### Exercise
Looking at the data below, count the lines that contain the string "derivatives". Write only the total.

### Data shown
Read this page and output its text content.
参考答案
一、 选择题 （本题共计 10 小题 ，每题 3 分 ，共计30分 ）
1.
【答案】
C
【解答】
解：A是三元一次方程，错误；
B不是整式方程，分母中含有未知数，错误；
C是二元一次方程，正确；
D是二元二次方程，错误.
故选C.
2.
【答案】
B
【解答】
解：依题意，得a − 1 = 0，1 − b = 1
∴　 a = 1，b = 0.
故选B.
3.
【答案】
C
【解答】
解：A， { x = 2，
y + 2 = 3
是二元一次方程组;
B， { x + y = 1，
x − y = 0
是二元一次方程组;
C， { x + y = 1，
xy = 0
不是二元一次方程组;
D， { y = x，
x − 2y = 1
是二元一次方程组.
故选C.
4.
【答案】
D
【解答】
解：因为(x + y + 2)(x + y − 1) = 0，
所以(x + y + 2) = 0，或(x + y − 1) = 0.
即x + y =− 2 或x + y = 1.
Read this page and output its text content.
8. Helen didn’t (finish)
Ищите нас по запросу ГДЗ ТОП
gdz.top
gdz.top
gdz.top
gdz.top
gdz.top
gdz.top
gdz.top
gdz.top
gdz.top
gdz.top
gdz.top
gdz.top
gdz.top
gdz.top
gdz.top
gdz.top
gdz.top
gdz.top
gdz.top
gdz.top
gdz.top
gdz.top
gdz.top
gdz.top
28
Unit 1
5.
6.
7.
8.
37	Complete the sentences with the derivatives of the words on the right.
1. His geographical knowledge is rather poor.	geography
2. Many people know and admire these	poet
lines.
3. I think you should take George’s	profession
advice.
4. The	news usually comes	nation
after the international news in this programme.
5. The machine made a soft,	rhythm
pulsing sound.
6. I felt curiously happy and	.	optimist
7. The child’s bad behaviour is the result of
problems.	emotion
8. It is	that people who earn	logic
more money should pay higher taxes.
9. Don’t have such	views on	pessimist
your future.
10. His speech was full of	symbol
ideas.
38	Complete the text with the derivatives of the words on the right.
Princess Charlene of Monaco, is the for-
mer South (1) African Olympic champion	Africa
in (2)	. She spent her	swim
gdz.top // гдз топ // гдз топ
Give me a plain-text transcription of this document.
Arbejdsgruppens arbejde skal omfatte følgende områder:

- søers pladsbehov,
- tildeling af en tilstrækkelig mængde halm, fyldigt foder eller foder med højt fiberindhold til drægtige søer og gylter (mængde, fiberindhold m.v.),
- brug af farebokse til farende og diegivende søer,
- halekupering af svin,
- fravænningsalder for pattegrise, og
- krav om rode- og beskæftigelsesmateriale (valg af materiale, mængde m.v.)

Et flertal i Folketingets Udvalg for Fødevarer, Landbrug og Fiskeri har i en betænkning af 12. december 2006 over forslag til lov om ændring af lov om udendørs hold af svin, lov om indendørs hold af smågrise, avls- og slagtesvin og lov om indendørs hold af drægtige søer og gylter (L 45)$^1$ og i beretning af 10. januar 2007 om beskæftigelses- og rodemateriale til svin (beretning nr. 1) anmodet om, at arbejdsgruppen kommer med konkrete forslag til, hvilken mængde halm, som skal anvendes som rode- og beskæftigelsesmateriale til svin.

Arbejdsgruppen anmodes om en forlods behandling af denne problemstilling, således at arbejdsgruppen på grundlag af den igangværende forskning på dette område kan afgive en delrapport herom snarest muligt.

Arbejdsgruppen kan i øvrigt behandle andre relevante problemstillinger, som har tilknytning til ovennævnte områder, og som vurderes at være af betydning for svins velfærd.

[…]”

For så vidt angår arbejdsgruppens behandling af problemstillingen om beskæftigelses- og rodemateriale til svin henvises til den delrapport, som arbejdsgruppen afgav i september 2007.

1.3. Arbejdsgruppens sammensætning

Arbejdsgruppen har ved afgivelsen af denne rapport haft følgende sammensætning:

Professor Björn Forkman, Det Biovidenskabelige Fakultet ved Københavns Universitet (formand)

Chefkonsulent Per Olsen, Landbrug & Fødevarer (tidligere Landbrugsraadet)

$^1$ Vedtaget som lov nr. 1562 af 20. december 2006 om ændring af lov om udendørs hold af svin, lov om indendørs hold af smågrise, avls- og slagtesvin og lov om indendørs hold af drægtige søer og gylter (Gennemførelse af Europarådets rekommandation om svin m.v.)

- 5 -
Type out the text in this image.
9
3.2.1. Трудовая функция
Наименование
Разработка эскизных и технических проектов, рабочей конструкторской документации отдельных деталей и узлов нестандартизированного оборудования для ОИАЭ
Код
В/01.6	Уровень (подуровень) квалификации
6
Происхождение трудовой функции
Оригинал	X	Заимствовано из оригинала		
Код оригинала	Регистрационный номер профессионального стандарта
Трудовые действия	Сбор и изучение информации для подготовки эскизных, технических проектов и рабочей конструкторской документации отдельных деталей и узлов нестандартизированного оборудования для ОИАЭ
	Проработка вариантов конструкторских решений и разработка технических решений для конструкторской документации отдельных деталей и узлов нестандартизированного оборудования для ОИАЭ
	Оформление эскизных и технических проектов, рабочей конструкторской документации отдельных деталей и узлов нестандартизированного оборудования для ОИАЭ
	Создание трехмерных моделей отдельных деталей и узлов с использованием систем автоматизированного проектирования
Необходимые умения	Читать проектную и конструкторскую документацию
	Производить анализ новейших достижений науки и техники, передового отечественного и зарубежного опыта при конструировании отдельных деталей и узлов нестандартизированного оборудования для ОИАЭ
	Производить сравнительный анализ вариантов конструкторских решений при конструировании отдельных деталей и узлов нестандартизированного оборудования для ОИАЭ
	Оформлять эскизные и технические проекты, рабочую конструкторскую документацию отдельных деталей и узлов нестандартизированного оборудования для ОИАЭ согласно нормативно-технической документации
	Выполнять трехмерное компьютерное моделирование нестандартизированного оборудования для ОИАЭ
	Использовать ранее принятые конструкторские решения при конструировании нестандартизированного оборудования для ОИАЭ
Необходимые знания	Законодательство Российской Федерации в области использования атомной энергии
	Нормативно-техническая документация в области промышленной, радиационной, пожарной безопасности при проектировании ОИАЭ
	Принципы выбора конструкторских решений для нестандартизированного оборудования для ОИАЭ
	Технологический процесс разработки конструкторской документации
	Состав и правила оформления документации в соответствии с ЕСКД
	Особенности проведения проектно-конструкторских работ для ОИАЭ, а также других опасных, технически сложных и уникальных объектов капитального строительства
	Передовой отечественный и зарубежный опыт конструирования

### Result of the exercise
2